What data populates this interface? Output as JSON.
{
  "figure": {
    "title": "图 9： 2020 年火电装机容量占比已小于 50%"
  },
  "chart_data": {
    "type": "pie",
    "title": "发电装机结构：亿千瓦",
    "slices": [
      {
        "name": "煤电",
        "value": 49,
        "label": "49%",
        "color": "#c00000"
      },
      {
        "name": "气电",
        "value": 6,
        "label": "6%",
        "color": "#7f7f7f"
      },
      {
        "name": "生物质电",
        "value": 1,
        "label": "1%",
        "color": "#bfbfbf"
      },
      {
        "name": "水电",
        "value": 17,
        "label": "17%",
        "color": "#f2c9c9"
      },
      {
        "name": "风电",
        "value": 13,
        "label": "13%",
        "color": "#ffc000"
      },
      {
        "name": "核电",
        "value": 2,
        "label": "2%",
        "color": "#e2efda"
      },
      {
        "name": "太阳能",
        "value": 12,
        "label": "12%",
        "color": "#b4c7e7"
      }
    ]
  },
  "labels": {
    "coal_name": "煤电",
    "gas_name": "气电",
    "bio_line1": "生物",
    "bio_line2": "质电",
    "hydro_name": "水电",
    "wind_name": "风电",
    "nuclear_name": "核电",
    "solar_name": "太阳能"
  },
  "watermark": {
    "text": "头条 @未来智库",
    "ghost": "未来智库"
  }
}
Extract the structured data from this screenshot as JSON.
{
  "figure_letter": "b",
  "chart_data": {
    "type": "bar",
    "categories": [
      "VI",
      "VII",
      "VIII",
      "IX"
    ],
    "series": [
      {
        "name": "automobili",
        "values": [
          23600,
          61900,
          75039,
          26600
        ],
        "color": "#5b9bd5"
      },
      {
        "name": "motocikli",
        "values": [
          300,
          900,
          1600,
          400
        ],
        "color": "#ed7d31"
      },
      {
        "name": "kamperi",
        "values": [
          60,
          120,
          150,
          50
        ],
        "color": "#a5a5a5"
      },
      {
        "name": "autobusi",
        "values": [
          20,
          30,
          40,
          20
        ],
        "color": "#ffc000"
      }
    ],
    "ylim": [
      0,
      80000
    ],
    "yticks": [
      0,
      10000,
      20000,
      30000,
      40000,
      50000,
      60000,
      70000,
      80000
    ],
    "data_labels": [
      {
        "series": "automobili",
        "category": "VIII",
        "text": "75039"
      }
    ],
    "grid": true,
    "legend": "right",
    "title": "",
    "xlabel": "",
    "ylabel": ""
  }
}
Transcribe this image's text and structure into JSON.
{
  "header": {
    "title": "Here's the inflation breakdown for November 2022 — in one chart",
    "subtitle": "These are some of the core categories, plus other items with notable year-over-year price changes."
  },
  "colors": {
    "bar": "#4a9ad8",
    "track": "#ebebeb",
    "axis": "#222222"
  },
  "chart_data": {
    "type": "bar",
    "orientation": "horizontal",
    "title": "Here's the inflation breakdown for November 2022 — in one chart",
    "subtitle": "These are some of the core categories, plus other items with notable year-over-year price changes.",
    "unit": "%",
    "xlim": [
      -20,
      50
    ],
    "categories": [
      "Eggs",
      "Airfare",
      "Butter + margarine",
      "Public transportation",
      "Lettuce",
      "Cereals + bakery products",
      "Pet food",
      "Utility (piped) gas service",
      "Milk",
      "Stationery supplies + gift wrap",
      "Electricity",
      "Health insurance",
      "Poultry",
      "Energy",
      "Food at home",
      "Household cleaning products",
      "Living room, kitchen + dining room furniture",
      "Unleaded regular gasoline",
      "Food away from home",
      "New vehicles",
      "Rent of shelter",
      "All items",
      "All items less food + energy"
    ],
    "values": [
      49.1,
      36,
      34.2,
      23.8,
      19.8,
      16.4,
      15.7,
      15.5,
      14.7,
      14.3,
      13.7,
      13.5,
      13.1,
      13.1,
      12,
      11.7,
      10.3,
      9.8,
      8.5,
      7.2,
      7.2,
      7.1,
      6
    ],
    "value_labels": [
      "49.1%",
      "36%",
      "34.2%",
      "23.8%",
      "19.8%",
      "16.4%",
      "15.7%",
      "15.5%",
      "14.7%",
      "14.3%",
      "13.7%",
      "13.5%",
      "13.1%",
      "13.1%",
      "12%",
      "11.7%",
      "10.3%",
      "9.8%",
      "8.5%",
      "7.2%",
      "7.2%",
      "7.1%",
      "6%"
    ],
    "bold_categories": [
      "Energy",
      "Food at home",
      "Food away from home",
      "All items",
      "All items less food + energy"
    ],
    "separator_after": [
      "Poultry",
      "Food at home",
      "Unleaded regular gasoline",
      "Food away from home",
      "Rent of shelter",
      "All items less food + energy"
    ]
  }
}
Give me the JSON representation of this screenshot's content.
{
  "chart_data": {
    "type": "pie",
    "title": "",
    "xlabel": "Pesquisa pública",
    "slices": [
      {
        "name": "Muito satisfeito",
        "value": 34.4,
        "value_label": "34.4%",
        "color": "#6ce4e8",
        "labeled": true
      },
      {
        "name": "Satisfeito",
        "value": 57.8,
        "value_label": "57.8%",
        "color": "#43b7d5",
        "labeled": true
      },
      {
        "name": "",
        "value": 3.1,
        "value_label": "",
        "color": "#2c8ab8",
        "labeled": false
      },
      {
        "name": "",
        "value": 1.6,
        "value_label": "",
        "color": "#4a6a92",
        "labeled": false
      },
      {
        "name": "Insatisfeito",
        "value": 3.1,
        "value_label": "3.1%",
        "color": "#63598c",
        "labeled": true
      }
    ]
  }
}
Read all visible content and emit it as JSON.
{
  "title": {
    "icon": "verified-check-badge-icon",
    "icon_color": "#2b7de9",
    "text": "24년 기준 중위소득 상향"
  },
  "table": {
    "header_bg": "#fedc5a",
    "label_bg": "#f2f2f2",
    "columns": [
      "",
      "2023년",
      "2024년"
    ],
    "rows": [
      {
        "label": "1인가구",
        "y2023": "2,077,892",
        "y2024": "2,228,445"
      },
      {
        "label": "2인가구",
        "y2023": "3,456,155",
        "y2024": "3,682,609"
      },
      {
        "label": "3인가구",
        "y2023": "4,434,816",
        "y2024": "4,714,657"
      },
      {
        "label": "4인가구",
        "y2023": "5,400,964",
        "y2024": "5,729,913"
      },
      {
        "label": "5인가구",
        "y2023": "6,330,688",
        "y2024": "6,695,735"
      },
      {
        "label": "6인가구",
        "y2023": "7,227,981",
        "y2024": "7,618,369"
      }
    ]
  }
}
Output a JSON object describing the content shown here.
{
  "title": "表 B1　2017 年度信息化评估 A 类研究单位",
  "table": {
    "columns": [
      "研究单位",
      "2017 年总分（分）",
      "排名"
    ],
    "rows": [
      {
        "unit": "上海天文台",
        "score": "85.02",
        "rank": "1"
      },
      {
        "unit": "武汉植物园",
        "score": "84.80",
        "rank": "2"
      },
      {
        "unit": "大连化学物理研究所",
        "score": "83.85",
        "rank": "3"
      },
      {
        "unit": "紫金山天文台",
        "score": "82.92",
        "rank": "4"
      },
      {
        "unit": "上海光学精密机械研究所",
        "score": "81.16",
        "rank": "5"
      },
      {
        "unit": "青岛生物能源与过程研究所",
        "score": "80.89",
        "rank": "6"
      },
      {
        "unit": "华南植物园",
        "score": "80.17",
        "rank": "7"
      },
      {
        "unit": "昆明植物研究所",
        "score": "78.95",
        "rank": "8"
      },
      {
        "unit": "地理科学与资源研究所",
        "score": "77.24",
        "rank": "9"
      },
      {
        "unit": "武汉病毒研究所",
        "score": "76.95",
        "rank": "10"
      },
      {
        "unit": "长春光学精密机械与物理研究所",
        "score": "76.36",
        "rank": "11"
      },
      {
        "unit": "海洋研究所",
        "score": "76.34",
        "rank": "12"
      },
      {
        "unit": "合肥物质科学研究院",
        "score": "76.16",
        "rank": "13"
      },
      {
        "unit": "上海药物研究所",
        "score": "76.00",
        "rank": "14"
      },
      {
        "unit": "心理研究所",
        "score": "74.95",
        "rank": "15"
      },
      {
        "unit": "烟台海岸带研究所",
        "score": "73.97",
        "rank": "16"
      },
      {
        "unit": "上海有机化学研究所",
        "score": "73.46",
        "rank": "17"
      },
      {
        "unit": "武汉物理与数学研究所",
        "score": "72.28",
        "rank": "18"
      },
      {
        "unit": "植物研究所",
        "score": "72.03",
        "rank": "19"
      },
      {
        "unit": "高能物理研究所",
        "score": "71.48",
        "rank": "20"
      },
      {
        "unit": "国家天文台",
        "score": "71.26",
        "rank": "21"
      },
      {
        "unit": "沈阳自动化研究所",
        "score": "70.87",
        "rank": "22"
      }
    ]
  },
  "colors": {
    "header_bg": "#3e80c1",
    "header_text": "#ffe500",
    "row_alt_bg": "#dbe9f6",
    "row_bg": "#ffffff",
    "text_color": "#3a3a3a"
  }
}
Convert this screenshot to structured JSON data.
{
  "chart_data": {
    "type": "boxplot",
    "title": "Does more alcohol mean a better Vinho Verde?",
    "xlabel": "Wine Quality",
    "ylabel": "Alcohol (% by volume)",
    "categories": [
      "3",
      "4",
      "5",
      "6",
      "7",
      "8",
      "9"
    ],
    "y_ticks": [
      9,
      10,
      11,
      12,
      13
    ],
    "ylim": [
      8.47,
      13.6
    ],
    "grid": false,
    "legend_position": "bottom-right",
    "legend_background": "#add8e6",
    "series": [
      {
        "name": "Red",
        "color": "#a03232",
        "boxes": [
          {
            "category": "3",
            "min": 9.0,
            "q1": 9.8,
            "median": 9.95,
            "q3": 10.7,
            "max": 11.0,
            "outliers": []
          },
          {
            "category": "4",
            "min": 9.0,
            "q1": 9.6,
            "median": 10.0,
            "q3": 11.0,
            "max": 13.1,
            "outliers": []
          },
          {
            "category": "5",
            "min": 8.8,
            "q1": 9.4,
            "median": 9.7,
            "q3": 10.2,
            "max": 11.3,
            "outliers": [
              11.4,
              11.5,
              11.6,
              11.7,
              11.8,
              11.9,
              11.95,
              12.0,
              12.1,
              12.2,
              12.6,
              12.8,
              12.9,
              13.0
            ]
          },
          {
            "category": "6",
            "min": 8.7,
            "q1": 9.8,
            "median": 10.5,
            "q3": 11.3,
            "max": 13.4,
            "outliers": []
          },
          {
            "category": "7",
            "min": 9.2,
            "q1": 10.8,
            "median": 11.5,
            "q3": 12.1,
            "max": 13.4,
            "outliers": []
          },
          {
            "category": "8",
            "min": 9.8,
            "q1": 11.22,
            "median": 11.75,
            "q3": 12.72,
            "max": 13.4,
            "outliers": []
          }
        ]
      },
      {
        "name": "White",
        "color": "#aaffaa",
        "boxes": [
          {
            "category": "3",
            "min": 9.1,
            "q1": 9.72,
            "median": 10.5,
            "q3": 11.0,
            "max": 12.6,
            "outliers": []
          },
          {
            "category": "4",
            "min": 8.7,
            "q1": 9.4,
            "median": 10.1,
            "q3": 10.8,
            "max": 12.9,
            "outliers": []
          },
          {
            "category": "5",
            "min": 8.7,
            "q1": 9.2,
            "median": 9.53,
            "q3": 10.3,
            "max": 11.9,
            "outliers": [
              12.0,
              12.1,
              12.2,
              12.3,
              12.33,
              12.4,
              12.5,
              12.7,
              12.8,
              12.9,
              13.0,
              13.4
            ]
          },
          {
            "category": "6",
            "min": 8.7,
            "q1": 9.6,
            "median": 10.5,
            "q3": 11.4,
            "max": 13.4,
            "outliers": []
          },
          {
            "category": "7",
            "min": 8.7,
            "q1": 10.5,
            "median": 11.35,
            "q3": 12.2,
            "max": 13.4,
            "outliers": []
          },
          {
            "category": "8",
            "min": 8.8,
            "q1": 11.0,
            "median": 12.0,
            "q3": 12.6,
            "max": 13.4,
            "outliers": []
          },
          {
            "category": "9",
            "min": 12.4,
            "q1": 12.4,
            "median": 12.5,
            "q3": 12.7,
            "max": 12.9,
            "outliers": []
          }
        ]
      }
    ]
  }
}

- **Task directions**
From the entries above, pull out each line that includes "year".

- **Result**
    "subtitle": "These are some of the core categories, plus other items with notable year-over-year price changes."
    "subtitle": "These are some of the core categories, plus other items with notable year-over-year price changes.",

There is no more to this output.